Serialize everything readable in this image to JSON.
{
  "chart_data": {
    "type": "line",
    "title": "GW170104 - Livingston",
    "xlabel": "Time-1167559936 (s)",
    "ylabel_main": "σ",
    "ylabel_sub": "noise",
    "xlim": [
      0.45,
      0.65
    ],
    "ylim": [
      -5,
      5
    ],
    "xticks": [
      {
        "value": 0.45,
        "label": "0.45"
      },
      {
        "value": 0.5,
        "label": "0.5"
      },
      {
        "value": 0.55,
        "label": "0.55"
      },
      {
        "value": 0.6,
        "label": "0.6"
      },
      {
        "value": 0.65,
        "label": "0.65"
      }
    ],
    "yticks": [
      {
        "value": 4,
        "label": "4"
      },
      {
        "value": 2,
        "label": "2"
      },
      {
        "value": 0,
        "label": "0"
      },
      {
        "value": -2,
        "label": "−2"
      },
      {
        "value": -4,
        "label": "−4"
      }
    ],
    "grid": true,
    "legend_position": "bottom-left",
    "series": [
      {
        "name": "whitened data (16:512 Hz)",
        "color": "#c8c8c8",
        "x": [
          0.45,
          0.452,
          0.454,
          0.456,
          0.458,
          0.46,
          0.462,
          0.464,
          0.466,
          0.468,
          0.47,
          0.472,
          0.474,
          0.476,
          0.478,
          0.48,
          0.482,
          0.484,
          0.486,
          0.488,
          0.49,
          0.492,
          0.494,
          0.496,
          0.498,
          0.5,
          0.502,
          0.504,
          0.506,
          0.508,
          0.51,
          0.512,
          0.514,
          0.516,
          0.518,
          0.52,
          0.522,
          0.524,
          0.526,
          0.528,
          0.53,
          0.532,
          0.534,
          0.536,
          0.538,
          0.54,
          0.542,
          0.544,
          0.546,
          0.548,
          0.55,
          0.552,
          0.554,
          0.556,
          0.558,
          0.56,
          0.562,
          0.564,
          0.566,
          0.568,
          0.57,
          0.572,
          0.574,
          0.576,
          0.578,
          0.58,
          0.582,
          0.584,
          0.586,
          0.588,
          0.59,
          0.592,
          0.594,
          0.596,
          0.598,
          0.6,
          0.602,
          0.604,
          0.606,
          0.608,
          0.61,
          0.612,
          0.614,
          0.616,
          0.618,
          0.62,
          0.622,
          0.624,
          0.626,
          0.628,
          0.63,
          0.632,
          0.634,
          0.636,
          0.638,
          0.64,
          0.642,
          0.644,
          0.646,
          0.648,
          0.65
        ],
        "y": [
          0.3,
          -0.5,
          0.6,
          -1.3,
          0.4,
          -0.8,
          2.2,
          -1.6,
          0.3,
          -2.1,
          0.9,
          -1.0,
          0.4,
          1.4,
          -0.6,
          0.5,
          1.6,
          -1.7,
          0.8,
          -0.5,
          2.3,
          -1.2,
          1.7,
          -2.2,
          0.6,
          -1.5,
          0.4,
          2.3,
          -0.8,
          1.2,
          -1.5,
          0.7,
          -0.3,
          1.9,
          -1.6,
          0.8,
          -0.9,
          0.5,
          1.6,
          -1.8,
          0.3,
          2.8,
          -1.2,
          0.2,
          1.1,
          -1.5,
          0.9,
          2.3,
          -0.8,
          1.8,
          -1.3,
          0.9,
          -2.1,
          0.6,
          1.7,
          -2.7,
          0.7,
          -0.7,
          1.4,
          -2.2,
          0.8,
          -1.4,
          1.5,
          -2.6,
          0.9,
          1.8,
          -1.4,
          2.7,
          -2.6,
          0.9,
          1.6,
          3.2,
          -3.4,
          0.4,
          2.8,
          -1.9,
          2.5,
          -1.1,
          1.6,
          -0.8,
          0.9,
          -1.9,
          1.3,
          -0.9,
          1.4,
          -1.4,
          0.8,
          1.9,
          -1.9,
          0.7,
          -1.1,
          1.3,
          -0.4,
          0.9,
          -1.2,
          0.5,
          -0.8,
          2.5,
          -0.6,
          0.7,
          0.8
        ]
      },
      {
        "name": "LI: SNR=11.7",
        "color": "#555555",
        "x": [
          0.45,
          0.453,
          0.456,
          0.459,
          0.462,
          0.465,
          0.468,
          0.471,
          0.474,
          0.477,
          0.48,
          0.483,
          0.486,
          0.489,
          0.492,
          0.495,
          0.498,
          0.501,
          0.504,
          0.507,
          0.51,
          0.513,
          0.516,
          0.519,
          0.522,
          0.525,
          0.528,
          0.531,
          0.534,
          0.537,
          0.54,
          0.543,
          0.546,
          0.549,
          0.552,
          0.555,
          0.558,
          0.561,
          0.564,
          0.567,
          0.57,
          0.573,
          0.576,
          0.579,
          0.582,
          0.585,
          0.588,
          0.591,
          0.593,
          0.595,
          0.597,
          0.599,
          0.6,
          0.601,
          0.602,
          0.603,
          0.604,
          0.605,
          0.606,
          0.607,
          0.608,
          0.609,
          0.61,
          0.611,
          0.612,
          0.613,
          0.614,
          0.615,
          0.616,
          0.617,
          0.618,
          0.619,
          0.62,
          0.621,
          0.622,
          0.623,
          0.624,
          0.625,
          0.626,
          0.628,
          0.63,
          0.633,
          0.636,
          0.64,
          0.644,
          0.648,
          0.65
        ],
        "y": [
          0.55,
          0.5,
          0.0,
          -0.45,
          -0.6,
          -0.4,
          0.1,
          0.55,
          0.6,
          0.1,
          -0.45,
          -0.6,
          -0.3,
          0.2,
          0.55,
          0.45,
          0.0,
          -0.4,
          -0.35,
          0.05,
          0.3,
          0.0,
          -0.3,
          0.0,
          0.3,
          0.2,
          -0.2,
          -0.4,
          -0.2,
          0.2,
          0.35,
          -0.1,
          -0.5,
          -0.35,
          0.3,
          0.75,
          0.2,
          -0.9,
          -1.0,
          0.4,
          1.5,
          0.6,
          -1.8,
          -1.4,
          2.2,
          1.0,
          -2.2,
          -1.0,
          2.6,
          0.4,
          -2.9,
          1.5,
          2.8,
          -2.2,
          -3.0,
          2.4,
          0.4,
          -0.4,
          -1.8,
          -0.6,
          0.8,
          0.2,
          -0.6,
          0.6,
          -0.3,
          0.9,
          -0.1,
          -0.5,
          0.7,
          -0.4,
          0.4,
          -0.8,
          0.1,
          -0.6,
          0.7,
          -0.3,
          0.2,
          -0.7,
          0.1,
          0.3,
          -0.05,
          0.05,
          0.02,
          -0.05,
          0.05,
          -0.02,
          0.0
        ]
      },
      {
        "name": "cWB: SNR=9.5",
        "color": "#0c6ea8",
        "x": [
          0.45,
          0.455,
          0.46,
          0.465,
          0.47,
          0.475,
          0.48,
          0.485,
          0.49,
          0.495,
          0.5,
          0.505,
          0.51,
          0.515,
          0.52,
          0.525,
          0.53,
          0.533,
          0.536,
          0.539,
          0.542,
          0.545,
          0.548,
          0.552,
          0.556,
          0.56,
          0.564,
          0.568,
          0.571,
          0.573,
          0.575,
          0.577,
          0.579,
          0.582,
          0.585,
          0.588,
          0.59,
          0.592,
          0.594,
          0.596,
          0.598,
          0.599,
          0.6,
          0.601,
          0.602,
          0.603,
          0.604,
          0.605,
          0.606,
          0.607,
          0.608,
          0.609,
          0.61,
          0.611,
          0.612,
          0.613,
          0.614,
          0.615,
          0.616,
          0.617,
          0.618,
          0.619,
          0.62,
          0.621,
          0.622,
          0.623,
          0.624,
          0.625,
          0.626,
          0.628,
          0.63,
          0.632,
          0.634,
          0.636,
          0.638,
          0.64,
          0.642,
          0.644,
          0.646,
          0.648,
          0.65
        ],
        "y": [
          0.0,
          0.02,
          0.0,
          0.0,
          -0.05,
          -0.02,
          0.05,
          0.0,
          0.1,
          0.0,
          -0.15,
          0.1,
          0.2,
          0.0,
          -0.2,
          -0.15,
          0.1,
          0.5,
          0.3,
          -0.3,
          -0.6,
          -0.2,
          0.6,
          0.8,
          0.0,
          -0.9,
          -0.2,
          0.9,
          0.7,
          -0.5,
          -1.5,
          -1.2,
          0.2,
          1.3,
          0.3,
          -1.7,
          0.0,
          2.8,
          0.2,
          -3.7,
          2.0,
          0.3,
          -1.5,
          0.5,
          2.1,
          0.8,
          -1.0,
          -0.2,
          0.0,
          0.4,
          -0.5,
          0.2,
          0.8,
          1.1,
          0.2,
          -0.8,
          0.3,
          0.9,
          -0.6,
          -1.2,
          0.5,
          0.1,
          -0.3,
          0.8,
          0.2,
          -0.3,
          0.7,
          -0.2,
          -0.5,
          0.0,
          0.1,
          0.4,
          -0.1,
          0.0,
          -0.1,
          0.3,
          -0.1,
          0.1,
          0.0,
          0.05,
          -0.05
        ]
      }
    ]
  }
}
══════
Task objective>
Report the number of lines that include the string "value"; return nothing but the count.

Task solution>
10